⟨

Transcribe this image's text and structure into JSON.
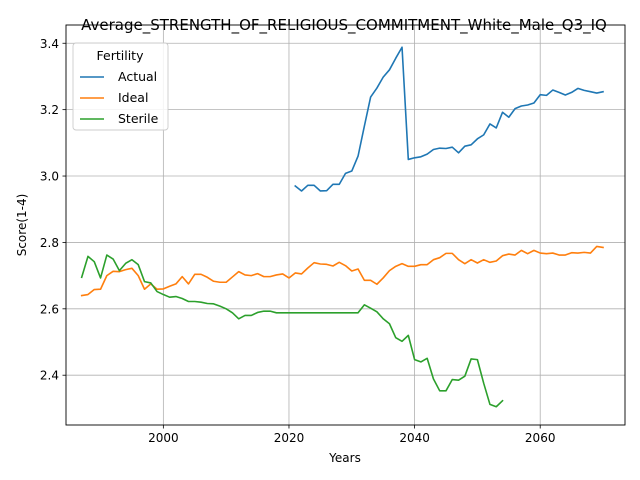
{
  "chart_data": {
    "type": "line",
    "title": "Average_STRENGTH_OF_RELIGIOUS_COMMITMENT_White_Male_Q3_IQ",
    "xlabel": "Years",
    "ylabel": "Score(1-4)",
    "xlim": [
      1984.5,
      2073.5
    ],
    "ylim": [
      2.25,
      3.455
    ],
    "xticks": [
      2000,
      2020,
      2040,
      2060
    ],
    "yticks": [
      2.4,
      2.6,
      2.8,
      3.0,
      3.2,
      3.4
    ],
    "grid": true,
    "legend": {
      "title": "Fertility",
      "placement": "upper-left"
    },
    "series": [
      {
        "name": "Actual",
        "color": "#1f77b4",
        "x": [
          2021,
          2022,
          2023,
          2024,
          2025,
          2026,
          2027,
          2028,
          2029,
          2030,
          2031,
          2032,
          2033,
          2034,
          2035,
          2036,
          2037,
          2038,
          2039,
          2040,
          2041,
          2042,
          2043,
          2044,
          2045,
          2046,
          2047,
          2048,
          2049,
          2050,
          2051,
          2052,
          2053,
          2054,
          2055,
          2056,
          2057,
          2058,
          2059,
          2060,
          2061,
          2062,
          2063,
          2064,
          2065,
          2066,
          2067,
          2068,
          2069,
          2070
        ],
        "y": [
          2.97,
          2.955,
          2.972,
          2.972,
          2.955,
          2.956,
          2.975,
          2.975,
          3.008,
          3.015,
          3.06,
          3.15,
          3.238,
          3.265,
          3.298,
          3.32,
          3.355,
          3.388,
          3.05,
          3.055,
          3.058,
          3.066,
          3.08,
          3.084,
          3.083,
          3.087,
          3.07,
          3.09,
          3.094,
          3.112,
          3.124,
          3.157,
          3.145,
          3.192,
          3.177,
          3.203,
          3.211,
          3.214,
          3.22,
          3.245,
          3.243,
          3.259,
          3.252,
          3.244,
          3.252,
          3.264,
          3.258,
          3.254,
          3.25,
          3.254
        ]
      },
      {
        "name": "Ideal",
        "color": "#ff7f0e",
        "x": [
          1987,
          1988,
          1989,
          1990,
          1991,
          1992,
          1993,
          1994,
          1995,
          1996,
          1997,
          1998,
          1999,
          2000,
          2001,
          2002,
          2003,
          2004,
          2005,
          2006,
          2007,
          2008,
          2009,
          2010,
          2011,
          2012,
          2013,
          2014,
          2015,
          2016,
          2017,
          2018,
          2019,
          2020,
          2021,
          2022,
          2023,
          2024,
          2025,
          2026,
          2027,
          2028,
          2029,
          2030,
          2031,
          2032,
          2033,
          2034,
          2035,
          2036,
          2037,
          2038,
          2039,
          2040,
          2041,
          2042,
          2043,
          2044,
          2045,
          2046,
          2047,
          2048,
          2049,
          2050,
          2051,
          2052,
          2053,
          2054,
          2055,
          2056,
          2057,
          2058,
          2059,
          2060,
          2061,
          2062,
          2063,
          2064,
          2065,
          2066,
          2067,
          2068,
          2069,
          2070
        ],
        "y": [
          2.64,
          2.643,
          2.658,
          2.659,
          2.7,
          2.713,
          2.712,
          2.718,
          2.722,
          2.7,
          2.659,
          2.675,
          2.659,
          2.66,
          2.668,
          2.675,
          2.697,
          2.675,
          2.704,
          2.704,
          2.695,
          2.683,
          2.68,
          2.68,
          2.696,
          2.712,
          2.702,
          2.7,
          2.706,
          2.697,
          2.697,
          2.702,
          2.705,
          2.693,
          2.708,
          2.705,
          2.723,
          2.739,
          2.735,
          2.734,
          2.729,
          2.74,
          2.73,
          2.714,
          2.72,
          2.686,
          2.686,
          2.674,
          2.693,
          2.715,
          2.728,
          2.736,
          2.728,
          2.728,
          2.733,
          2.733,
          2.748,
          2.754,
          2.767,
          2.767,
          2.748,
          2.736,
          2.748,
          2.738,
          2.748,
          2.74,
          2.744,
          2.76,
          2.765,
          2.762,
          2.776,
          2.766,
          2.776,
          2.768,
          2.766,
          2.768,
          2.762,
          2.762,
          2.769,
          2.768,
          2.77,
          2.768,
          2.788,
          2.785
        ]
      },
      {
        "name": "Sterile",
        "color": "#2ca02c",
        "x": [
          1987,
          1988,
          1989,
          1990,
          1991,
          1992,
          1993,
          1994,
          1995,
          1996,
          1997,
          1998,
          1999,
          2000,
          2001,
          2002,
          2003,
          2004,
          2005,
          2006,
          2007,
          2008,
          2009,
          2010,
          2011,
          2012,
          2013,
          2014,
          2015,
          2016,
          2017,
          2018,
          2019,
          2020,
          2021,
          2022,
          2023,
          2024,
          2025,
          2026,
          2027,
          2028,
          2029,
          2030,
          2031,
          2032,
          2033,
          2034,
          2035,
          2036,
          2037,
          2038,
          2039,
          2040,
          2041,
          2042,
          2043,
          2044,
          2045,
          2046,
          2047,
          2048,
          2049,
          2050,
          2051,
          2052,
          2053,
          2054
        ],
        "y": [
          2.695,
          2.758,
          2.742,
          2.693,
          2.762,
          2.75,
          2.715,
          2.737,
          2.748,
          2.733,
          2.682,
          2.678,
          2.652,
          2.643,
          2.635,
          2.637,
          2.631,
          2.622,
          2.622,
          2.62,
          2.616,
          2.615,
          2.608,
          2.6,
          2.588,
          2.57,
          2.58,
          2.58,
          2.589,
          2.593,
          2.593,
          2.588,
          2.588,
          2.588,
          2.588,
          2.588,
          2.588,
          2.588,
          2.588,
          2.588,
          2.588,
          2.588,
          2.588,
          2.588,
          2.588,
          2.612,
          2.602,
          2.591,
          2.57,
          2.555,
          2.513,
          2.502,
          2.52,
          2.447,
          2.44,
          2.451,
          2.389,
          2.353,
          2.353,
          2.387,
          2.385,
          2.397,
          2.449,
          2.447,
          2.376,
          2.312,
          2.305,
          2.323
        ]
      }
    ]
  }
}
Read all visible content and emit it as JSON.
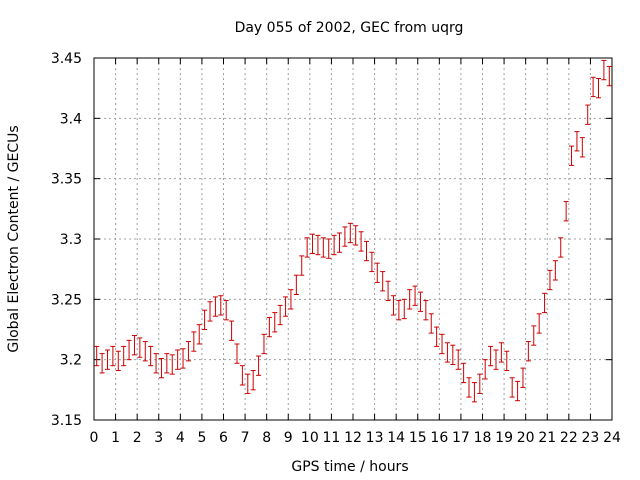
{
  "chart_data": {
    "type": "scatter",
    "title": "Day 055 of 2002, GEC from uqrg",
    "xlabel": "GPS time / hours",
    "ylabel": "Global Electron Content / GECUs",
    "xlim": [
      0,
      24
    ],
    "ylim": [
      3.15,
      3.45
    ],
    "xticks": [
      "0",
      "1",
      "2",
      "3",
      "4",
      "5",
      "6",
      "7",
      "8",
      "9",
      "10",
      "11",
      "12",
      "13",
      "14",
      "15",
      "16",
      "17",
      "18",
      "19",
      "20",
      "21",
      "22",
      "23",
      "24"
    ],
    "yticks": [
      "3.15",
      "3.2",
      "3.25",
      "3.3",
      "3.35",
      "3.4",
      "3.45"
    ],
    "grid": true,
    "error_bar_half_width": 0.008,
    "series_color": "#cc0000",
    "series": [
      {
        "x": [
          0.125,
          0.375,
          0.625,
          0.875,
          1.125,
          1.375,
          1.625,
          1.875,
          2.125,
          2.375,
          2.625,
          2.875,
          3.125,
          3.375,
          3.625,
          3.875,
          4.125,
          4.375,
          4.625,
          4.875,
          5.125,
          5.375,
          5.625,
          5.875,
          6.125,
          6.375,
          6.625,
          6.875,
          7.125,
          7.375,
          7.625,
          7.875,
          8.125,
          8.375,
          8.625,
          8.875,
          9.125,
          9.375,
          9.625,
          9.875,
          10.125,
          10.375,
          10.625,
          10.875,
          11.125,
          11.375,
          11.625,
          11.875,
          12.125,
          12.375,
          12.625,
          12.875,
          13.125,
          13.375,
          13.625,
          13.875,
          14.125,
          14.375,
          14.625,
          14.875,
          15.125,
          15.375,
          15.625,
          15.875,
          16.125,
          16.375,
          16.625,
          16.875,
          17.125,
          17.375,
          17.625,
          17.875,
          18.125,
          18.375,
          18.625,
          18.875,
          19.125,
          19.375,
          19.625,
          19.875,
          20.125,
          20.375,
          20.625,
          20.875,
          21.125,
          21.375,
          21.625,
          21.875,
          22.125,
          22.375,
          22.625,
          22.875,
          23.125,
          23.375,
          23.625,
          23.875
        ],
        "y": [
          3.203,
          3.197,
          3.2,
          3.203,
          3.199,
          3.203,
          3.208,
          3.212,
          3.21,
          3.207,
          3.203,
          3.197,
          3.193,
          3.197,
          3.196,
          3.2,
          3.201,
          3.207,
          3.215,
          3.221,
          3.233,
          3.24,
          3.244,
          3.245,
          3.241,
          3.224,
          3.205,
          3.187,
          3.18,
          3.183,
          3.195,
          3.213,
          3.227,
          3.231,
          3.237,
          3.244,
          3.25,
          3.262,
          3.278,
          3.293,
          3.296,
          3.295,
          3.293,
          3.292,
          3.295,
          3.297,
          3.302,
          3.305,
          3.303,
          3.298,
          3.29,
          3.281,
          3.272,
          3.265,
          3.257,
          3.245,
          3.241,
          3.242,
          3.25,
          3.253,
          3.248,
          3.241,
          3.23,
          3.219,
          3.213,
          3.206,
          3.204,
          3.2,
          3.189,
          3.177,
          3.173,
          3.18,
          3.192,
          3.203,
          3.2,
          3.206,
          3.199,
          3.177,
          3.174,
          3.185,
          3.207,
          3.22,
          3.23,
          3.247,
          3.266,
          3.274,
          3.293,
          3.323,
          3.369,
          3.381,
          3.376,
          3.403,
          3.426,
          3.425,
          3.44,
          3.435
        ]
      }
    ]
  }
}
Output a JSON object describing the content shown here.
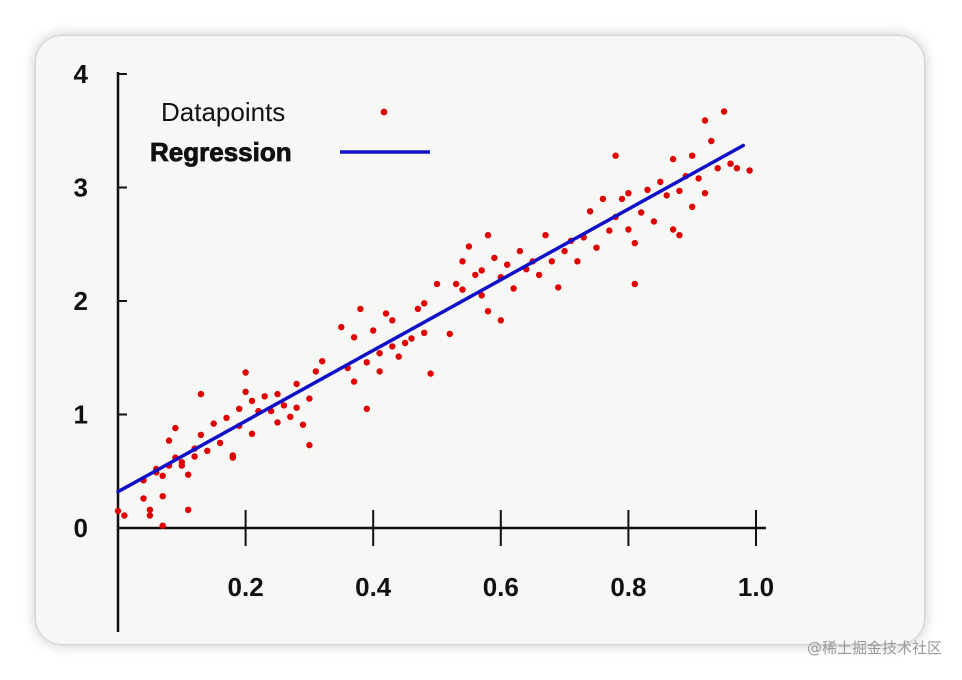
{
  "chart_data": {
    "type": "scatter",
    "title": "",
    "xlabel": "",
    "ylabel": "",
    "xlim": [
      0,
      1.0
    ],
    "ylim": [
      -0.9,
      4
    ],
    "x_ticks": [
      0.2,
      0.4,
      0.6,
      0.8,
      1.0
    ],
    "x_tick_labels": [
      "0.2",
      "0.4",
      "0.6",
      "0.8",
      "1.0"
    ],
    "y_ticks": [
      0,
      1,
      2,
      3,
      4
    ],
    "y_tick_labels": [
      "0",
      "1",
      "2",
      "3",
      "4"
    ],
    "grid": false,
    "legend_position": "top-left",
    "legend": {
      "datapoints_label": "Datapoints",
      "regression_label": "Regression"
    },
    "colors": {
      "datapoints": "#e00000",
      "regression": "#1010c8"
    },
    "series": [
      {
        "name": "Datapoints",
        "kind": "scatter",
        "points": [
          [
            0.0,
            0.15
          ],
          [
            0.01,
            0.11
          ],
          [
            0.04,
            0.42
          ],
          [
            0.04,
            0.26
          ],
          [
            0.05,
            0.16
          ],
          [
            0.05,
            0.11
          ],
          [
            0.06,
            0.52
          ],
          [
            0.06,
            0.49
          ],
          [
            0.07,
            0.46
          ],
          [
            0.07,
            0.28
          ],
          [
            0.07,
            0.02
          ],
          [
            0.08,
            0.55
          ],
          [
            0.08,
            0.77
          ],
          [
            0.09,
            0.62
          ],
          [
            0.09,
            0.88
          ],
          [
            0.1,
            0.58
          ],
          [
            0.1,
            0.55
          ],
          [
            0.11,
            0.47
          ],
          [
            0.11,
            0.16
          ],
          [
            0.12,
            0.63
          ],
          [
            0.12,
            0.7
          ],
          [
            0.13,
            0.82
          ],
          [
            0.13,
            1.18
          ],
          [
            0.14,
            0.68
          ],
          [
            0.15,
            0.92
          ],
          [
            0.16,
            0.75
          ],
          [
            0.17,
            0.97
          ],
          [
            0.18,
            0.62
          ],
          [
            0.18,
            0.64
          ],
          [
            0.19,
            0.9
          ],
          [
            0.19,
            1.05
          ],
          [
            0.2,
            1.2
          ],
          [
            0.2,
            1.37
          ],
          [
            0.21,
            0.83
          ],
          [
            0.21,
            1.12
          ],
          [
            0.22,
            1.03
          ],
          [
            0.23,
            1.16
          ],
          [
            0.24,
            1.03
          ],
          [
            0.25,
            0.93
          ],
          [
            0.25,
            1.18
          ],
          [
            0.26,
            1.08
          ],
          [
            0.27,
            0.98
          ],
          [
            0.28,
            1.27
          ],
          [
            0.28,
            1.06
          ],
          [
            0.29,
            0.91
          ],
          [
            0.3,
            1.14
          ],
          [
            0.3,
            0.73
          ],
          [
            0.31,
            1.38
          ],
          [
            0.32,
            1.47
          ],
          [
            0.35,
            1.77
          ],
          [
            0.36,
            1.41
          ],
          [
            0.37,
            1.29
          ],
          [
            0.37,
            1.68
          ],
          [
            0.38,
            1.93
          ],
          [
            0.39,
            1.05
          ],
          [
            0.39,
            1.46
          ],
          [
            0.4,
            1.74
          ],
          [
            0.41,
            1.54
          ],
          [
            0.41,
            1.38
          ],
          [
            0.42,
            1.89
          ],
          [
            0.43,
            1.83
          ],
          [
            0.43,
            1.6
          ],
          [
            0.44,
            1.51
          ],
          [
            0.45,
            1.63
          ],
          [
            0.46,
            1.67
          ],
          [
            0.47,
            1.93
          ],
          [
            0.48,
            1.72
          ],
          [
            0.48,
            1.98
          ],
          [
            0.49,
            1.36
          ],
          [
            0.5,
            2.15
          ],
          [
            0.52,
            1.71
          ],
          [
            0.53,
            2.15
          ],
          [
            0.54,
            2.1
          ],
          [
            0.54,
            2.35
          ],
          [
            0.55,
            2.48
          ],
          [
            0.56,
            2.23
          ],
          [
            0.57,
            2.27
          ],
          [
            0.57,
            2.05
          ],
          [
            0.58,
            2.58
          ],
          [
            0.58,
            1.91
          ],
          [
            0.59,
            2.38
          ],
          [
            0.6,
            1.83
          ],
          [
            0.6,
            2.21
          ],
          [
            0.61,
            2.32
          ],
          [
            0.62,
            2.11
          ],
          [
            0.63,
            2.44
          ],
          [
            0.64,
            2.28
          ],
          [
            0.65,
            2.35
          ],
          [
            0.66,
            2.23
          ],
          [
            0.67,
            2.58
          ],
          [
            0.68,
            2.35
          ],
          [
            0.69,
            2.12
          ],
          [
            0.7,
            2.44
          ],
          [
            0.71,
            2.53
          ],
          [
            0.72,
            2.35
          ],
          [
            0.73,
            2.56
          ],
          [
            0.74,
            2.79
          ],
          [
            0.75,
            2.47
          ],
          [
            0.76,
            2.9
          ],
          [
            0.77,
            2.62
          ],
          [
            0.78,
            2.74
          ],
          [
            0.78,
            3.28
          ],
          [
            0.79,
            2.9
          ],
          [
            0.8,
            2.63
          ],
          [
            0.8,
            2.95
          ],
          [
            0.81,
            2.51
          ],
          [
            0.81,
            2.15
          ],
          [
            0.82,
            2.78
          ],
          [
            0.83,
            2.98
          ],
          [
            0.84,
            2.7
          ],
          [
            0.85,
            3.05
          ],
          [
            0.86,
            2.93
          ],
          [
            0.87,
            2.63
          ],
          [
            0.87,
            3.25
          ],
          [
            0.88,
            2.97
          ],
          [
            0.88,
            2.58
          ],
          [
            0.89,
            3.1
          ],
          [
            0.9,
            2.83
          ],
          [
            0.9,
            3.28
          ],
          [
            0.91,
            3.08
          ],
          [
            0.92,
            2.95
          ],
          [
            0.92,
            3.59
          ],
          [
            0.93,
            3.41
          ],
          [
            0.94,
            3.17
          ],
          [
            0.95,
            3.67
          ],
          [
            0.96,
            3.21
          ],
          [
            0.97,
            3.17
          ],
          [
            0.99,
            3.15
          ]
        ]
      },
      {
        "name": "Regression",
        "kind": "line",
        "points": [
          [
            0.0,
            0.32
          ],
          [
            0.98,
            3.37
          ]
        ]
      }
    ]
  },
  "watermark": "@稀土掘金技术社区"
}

⟩

WRITTEN EXERCISE:
Only lines that contain the word "name" are wanted; copy each of them.

TASK RESPONSE:
        "name": "Actual",
        "name": "Ideal",
        "name": "Sterile",
        "name": "Datapoints",
        "name": "Regression",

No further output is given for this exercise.